[START OF Extracted records]

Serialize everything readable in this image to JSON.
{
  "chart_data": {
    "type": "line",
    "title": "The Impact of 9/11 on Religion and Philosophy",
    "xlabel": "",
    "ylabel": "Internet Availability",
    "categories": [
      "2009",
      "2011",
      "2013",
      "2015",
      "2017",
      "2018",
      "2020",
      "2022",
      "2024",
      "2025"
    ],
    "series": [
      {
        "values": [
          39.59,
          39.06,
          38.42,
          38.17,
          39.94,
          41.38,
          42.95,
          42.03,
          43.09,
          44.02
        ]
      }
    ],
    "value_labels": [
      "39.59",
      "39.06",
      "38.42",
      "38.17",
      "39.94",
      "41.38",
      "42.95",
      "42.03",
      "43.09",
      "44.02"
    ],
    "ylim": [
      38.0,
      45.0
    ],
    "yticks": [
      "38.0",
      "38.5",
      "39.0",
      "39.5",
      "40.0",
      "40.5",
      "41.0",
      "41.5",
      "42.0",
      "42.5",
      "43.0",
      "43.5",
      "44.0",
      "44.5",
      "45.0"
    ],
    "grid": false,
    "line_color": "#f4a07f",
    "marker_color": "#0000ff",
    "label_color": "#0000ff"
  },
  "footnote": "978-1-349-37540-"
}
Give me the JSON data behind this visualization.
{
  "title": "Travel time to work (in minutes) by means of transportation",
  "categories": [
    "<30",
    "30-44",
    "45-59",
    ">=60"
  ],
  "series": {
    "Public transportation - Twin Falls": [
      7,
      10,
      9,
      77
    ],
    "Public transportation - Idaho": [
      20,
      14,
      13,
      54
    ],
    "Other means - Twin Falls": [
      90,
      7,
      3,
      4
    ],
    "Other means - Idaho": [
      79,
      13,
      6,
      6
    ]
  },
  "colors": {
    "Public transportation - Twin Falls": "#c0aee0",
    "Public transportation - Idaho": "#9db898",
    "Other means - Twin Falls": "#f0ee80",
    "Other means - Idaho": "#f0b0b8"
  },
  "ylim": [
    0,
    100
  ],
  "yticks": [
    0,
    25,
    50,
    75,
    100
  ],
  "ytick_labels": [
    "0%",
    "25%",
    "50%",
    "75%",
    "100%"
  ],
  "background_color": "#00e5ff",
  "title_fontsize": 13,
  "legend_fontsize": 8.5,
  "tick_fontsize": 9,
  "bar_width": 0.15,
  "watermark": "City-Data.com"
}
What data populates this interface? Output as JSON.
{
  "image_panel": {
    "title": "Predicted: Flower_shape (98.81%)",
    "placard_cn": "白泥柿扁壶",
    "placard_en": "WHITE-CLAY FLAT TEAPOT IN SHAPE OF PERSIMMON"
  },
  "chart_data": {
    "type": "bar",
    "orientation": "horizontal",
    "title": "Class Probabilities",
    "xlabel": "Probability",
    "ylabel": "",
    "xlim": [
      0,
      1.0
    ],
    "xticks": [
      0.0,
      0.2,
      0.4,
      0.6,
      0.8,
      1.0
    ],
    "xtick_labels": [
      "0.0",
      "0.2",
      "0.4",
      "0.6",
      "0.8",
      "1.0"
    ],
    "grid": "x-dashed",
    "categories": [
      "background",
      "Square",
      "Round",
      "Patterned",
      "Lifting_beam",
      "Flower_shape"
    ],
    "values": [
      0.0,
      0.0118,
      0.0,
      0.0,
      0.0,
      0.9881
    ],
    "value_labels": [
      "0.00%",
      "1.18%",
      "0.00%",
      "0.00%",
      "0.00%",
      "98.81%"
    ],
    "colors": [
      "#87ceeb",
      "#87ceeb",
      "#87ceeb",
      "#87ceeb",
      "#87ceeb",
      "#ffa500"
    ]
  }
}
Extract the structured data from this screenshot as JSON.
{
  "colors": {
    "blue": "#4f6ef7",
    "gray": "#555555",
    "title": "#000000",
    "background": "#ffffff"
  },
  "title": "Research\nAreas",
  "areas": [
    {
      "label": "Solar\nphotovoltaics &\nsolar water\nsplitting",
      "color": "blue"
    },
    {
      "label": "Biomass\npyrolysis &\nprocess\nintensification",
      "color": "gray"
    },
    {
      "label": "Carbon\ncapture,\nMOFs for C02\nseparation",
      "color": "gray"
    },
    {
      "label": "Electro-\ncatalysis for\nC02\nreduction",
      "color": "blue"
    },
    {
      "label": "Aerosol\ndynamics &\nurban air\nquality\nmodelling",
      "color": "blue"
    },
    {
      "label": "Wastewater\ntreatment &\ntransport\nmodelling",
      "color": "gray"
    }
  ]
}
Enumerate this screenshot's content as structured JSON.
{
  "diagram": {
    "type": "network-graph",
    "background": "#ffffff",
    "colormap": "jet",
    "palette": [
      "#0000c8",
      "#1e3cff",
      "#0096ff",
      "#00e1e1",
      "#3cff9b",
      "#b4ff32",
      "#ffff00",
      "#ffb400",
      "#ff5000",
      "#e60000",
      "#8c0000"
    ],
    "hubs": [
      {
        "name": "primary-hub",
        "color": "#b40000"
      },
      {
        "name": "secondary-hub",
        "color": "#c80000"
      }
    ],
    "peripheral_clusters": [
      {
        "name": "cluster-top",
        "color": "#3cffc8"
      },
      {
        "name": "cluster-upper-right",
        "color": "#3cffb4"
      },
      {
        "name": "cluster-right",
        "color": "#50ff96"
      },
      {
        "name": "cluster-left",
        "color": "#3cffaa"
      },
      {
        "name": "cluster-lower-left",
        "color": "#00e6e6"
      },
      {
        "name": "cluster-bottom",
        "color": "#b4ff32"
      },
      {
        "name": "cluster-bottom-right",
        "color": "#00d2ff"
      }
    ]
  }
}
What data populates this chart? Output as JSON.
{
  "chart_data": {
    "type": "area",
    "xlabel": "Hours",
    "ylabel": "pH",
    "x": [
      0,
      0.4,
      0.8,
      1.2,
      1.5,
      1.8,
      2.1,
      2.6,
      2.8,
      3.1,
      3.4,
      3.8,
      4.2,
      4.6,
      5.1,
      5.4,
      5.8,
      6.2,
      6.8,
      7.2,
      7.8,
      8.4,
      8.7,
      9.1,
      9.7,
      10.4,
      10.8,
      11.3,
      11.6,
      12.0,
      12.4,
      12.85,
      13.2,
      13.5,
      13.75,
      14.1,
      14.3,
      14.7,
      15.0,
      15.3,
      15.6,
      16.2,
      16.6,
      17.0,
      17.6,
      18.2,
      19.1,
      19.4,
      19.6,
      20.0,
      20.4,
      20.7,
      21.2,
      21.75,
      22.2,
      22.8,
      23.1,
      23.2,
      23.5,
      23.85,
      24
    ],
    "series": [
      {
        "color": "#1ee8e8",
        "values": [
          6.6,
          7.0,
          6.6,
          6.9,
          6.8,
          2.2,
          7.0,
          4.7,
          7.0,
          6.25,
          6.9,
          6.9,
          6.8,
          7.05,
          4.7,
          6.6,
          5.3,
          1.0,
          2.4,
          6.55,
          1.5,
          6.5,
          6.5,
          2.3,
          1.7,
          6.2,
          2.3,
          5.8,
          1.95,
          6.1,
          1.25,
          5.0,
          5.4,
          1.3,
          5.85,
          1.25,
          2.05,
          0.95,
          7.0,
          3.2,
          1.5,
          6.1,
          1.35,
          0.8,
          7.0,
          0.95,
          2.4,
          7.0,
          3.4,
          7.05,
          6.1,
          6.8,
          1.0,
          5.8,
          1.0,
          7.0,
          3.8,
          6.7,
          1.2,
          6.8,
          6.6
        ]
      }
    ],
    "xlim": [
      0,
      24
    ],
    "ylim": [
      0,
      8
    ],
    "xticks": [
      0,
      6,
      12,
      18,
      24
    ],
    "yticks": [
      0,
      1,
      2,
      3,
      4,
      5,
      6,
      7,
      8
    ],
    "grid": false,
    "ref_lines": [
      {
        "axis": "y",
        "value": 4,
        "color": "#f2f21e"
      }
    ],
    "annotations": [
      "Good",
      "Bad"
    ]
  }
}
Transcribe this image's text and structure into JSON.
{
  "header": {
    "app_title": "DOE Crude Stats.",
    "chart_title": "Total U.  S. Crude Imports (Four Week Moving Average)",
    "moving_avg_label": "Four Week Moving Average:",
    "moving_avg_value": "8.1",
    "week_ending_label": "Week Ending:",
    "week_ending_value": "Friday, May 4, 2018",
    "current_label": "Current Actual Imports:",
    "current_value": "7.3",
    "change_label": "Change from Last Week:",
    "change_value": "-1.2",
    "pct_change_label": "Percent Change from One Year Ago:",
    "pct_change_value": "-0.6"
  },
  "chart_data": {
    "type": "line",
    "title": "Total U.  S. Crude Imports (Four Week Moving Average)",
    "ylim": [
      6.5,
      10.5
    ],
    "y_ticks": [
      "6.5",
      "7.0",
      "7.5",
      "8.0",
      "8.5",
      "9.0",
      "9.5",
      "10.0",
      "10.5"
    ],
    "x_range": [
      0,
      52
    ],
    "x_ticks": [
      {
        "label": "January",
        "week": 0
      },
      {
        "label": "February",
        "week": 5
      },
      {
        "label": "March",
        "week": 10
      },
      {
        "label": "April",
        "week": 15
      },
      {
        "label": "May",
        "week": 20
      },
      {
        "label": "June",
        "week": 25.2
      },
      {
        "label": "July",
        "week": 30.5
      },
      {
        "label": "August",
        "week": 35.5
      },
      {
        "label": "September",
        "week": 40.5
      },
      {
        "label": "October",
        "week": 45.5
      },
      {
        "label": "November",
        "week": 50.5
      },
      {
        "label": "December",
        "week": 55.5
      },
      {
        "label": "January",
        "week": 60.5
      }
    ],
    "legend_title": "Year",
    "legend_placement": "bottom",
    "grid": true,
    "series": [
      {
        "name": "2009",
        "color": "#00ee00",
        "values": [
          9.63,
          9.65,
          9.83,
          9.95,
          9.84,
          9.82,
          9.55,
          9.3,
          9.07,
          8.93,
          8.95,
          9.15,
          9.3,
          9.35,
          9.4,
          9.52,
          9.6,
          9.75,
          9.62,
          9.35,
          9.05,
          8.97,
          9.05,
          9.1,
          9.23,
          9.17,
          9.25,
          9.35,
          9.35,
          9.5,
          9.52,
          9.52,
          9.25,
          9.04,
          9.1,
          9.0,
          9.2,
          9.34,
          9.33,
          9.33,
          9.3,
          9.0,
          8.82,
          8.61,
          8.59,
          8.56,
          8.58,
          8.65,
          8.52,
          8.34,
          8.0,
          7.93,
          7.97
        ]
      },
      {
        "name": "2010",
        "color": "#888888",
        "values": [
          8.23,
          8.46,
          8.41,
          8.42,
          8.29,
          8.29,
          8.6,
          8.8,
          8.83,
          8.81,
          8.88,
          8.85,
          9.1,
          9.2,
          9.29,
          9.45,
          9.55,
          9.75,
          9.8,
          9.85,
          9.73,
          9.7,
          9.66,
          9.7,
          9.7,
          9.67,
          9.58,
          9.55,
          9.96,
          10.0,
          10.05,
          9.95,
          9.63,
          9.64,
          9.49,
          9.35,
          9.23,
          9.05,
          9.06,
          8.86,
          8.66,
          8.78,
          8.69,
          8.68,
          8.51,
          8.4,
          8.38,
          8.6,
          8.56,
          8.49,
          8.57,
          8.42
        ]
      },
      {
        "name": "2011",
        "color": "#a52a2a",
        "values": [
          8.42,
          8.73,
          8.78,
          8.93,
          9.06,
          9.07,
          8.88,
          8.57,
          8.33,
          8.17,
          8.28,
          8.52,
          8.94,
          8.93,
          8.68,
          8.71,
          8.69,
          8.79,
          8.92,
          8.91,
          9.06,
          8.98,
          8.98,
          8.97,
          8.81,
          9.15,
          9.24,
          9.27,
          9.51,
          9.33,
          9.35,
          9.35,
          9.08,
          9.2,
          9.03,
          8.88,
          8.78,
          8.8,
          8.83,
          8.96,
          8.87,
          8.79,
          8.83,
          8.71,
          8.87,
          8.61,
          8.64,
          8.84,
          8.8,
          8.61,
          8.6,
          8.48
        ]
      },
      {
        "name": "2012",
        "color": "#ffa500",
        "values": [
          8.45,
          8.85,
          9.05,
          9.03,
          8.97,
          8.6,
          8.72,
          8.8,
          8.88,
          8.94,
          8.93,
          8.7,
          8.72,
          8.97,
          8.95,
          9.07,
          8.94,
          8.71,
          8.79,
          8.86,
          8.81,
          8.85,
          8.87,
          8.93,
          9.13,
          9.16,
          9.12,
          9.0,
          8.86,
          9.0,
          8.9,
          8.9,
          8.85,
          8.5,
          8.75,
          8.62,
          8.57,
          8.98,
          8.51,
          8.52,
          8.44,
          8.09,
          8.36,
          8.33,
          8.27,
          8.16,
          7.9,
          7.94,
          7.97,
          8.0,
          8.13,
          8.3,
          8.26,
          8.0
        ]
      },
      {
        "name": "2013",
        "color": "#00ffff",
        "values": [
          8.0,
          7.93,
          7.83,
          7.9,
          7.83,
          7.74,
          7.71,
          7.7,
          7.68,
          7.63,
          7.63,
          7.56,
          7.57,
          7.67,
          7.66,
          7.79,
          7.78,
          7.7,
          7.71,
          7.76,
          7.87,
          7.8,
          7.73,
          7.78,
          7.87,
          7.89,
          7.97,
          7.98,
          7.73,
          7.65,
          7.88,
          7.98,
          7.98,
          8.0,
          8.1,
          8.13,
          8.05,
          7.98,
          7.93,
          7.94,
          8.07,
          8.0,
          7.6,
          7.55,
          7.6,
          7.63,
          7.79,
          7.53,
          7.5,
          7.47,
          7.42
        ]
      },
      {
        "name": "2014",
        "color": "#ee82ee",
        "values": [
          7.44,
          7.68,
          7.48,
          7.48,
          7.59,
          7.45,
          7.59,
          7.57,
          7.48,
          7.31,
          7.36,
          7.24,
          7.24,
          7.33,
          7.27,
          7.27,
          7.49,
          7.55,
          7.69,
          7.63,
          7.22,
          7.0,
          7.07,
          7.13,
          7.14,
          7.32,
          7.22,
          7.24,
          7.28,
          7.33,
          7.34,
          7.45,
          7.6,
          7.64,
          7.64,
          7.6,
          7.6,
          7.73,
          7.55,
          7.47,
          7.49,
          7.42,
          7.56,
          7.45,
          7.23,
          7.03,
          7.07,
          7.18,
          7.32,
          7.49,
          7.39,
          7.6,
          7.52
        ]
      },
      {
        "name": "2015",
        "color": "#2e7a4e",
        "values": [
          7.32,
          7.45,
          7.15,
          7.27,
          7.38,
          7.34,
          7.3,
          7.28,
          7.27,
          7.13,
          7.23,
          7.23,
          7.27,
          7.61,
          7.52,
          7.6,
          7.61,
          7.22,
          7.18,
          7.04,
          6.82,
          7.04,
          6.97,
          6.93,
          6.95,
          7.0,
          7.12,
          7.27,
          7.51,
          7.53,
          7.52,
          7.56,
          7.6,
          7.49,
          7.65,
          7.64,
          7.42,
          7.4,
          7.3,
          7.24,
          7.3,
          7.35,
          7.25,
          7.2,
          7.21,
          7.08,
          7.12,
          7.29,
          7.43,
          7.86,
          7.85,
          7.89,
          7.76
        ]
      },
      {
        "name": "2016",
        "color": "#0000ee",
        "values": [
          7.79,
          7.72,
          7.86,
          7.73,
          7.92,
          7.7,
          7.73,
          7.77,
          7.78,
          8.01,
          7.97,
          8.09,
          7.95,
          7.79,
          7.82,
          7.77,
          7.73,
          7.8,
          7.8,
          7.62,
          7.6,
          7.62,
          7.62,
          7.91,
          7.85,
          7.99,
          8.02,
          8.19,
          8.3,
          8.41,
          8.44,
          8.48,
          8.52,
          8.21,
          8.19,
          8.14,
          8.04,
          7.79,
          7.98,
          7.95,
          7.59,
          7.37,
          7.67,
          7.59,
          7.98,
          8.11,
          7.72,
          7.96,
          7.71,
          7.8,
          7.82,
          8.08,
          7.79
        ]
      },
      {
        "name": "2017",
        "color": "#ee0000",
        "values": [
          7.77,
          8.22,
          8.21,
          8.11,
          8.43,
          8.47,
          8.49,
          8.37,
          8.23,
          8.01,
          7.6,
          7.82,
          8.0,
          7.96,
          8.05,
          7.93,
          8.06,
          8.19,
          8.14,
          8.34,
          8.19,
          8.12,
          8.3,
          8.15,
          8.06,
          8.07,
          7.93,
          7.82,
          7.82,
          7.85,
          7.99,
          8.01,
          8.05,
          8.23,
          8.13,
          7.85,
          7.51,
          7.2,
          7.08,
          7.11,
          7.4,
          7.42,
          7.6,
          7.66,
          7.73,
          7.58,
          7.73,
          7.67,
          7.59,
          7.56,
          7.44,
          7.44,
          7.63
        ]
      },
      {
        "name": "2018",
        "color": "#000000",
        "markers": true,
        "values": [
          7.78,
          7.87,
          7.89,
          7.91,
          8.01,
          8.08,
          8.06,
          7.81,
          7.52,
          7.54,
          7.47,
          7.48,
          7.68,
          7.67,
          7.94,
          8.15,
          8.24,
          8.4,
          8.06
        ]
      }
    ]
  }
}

[END OF Extracted records]

### Stated goal
Work through the data and report how many of its lines hold the word "Imports", giving only the figure.

### Full solution
3